SET TASK
Transcribe every line of the entries below word for word, leaving out the pictures.

Region boundary data:
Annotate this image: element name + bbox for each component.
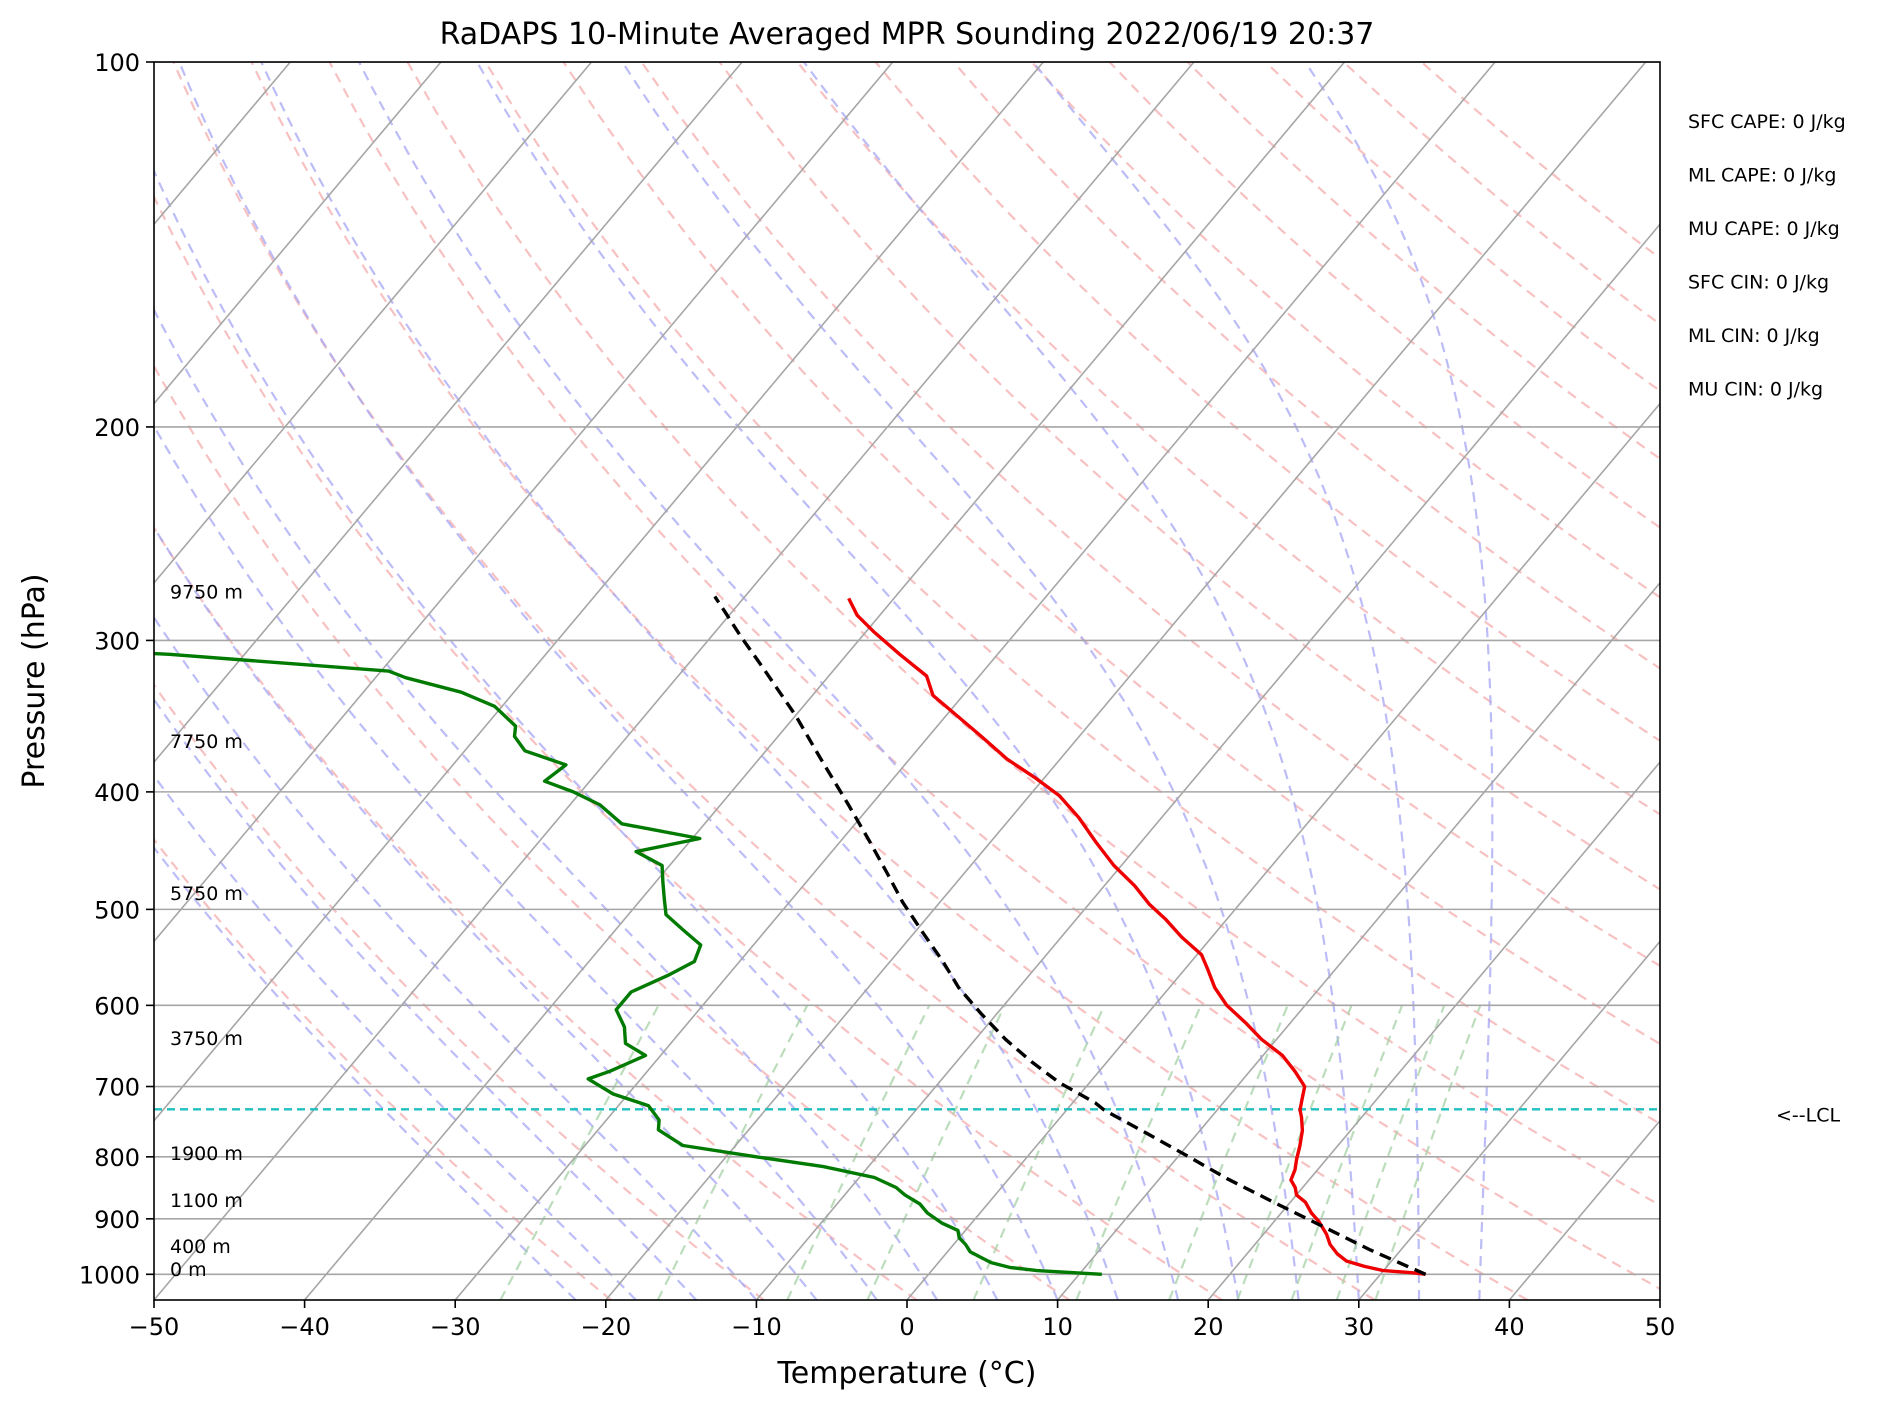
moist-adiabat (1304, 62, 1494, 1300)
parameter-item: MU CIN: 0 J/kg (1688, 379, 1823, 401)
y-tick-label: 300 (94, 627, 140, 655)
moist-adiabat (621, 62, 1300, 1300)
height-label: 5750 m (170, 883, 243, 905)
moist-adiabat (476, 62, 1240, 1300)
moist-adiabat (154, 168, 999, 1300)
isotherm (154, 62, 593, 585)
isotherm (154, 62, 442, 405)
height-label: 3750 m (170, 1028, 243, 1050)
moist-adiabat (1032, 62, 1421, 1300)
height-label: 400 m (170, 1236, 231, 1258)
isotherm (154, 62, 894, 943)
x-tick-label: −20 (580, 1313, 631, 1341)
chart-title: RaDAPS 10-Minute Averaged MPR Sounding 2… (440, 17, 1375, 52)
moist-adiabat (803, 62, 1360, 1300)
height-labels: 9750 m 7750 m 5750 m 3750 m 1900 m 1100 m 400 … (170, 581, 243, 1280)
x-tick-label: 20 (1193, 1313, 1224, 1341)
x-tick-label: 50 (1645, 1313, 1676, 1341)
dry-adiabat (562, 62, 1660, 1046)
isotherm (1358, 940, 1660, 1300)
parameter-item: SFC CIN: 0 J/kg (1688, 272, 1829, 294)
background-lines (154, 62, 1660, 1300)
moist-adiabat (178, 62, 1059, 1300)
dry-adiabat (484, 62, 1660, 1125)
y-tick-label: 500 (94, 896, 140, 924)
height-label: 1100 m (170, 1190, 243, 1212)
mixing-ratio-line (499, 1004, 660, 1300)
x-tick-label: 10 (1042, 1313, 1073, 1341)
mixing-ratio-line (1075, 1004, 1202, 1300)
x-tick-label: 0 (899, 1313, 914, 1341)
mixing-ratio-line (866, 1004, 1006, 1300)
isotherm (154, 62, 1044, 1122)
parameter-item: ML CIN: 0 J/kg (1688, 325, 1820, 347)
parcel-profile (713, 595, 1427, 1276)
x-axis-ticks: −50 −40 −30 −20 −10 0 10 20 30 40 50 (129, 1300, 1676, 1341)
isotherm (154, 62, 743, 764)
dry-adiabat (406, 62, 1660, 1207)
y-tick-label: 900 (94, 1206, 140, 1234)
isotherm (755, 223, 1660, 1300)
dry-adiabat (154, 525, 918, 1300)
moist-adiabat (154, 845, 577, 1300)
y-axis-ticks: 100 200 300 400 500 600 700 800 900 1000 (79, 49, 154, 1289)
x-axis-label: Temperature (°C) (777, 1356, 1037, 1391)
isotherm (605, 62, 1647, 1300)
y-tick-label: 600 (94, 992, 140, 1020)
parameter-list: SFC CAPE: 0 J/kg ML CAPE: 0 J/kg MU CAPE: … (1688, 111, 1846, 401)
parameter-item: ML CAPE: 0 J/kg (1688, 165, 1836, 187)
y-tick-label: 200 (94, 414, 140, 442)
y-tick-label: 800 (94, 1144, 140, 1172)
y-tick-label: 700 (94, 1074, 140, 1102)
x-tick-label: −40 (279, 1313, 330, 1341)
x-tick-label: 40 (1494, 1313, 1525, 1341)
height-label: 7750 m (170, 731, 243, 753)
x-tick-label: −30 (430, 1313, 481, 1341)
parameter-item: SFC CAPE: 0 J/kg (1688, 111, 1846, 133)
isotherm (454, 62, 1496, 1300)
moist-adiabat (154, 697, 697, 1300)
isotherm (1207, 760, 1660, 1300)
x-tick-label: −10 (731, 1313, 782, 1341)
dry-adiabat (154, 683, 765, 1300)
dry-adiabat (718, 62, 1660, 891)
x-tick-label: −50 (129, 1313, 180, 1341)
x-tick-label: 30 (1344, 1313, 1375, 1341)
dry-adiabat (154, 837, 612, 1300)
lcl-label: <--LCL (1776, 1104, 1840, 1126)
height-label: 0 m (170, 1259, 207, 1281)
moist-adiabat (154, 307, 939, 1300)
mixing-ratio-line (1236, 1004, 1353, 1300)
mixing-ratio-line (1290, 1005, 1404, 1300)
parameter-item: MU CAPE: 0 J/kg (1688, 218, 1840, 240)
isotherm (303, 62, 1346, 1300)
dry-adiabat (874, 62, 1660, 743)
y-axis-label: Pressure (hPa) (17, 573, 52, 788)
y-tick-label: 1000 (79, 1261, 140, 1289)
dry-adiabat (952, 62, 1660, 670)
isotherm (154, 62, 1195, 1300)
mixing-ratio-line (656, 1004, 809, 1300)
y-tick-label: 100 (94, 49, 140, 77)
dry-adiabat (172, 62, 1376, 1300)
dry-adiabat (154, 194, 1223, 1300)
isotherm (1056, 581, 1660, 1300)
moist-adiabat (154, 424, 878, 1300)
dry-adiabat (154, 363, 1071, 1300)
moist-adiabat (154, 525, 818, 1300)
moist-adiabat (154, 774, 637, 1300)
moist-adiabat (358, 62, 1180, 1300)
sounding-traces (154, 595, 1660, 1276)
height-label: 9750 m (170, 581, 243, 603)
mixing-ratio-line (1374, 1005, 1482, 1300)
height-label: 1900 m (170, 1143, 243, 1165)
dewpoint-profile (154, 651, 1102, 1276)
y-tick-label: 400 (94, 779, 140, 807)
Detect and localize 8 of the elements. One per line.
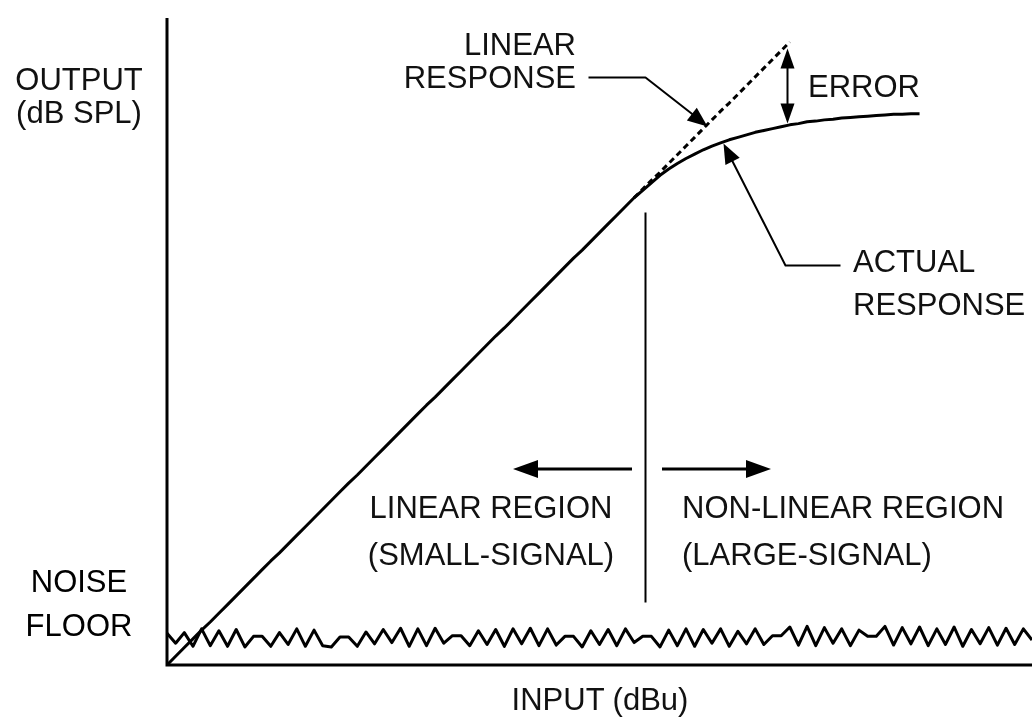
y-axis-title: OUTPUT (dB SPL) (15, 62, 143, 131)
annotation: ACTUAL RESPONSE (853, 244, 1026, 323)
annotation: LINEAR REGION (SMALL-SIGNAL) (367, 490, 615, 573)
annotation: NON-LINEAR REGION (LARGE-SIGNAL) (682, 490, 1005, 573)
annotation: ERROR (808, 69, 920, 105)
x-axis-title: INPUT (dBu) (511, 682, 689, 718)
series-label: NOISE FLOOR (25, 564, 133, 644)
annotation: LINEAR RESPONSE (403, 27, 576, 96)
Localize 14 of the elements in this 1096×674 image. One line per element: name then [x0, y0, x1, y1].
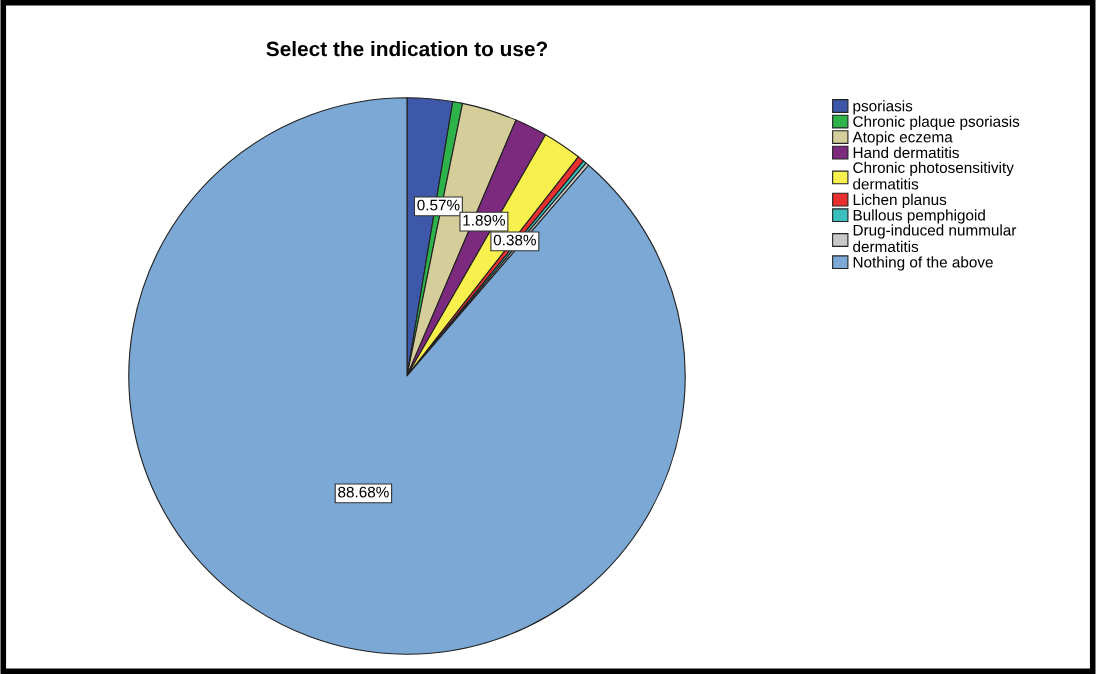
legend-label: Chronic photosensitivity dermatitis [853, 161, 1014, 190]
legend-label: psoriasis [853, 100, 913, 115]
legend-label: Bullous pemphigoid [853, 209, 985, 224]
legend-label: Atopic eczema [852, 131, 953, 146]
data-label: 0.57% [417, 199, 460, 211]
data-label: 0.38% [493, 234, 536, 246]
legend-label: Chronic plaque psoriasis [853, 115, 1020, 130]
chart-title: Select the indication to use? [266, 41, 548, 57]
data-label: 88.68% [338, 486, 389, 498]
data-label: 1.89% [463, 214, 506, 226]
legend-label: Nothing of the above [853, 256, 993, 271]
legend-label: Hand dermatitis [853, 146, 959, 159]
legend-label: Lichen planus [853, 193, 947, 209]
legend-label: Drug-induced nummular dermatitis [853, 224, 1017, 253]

TASK ANSWER
Annotate this image: element name + bbox for each component.
moist-adiabat (1304, 62, 1494, 1300)
parameter-item: MU CIN: 0 J/kg (1688, 379, 1823, 401)
y-tick-label: 300 (94, 627, 140, 655)
moist-adiabat (621, 62, 1300, 1300)
height-label: 5750 m (170, 883, 243, 905)
moist-adiabat (476, 62, 1240, 1300)
moist-adiabat (154, 168, 999, 1300)
isotherm (154, 62, 593, 585)
isotherm (154, 62, 442, 405)
height-label: 3750 m (170, 1028, 243, 1050)
moist-adiabat (1032, 62, 1421, 1300)
height-label: 400 m (170, 1236, 231, 1258)
isotherm (154, 62, 894, 943)
x-tick-label: −20 (580, 1313, 631, 1341)
chart-title: RaDAPS 10-Minute Averaged MPR Sounding 2… (440, 17, 1375, 52)
moist-adiabat (803, 62, 1360, 1300)
height-labels: 9750 m 7750 m 5750 m 3750 m 1900 m 1100 m 400 … (170, 581, 243, 1280)
x-tick-label: 20 (1193, 1313, 1224, 1341)
x-tick-label: 50 (1645, 1313, 1676, 1341)
dry-adiabat (562, 62, 1660, 1046)
isotherm (1358, 940, 1660, 1300)
parameter-item: SFC CIN: 0 J/kg (1688, 272, 1829, 294)
background-lines (154, 62, 1660, 1300)
moist-adiabat (178, 62, 1059, 1300)
dry-adiabat (484, 62, 1660, 1125)
y-tick-label: 500 (94, 896, 140, 924)
height-label: 1100 m (170, 1190, 243, 1212)
mixing-ratio-line (499, 1004, 660, 1300)
x-tick-label: 10 (1042, 1313, 1073, 1341)
mixing-ratio-line (1075, 1004, 1202, 1300)
x-tick-label: 0 (899, 1313, 914, 1341)
mixing-ratio-line (866, 1004, 1006, 1300)
isotherm (154, 62, 1044, 1122)
parameter-item: ML CIN: 0 J/kg (1688, 325, 1820, 347)
parcel-profile (713, 595, 1427, 1276)
x-axis-ticks: −50 −40 −30 −20 −10 0 10 20 30 40 50 (129, 1300, 1676, 1341)
isotherm (154, 62, 743, 764)
dry-adiabat (406, 62, 1660, 1207)
y-tick-label: 900 (94, 1206, 140, 1234)
isotherm (755, 223, 1660, 1300)
dry-adiabat (154, 525, 918, 1300)
moist-adiabat (154, 845, 577, 1300)
y-axis-ticks: 100 200 300 400 500 600 700 800 900 1000 (79, 49, 154, 1289)
x-axis-label: Temperature (°C) (777, 1356, 1037, 1391)
isotherm (605, 62, 1647, 1300)
y-tick-label: 600 (94, 992, 140, 1020)
parameter-list: SFC CAPE: 0 J/kg ML CAPE: 0 J/kg MU CAPE: … (1688, 111, 1846, 401)
parameter-item: ML CAPE: 0 J/kg (1688, 165, 1836, 187)
y-tick-label: 200 (94, 414, 140, 442)
y-tick-label: 800 (94, 1144, 140, 1172)
y-tick-label: 700 (94, 1074, 140, 1102)
x-tick-label: −40 (279, 1313, 330, 1341)
x-tick-label: 40 (1494, 1313, 1525, 1341)
height-label: 7750 m (170, 731, 243, 753)
x-tick-label: −30 (430, 1313, 481, 1341)
parameter-item: SFC CAPE: 0 J/kg (1688, 111, 1846, 133)
isotherm (454, 62, 1496, 1300)
moist-adiabat (154, 697, 697, 1300)
isotherm (1207, 760, 1660, 1300)
x-tick-label: −10 (731, 1313, 782, 1341)
dry-adiabat (154, 683, 765, 1300)
dry-adiabat (718, 62, 1660, 891)
x-tick-label: −50 (129, 1313, 180, 1341)
x-tick-label: 30 (1344, 1313, 1375, 1341)
dry-adiabat (154, 837, 612, 1300)
lcl-label: <--LCL (1776, 1104, 1840, 1126)
height-label: 0 m (170, 1259, 207, 1281)
moist-adiabat (154, 307, 939, 1300)
mixing-ratio-line (1236, 1004, 1353, 1300)
mixing-ratio-line (1290, 1005, 1404, 1300)
parameter-item: MU CAPE: 0 J/kg (1688, 218, 1840, 240)
isotherm (303, 62, 1346, 1300)
dry-adiabat (874, 62, 1660, 743)
y-axis-label: Pressure (hPa) (17, 573, 52, 788)
y-tick-label: 1000 (79, 1261, 140, 1289)
dry-adiabat (952, 62, 1660, 670)
isotherm (154, 62, 1195, 1300)
mixing-ratio-line (656, 1004, 809, 1300)
y-tick-label: 100 (94, 49, 140, 77)
dry-adiabat (172, 62, 1376, 1300)
dry-adiabat (154, 194, 1223, 1300)
isotherm (1056, 581, 1660, 1300)
moist-adiabat (154, 424, 878, 1300)
dry-adiabat (154, 363, 1071, 1300)
moist-adiabat (154, 525, 818, 1300)
moist-adiabat (154, 774, 637, 1300)
moist-adiabat (358, 62, 1180, 1300)
sounding-traces (154, 595, 1660, 1276)
height-label: 9750 m (170, 581, 243, 603)
mixing-ratio-line (1374, 1005, 1482, 1300)
height-label: 1900 m (170, 1143, 243, 1165)
dewpoint-profile (154, 651, 1102, 1276)
y-tick-label: 400 (94, 779, 140, 807)
Detect and localize 8 of the elements. One per line.
y-axis-title: OUTPUT (dB SPL) (15, 62, 143, 131)
annotation: ACTUAL RESPONSE (853, 244, 1026, 323)
annotation: LINEAR REGION (SMALL-SIGNAL) (367, 490, 615, 573)
annotation: NON-LINEAR REGION (LARGE-SIGNAL) (682, 490, 1005, 573)
annotation: ERROR (808, 69, 920, 105)
x-axis-title: INPUT (dBu) (511, 682, 689, 718)
series-label: NOISE FLOOR (25, 564, 133, 644)
annotation: LINEAR RESPONSE (403, 27, 576, 96)
Localize 14 of the elements in this 1096×674 image. One line per element: name then [x0, y0, x1, y1].
legend-label: Chronic photosensitivity dermatitis [853, 161, 1014, 190]
legend-label: psoriasis [853, 100, 913, 115]
legend-label: Bullous pemphigoid [853, 209, 985, 224]
legend-label: Atopic eczema [852, 131, 953, 146]
data-label: 0.57% [417, 199, 460, 211]
data-label: 0.38% [493, 234, 536, 246]
legend-label: Chronic plaque psoriasis [853, 115, 1020, 130]
chart-title: Select the indication to use? [266, 41, 548, 57]
data-label: 88.68% [338, 486, 389, 498]
data-label: 1.89% [463, 214, 506, 226]
legend-label: Nothing of the above [853, 256, 993, 271]
legend-label: Hand dermatitis [853, 146, 959, 159]
legend-label: Lichen planus [853, 193, 947, 209]
legend-label: Drug-induced nummular dermatitis [853, 224, 1017, 253]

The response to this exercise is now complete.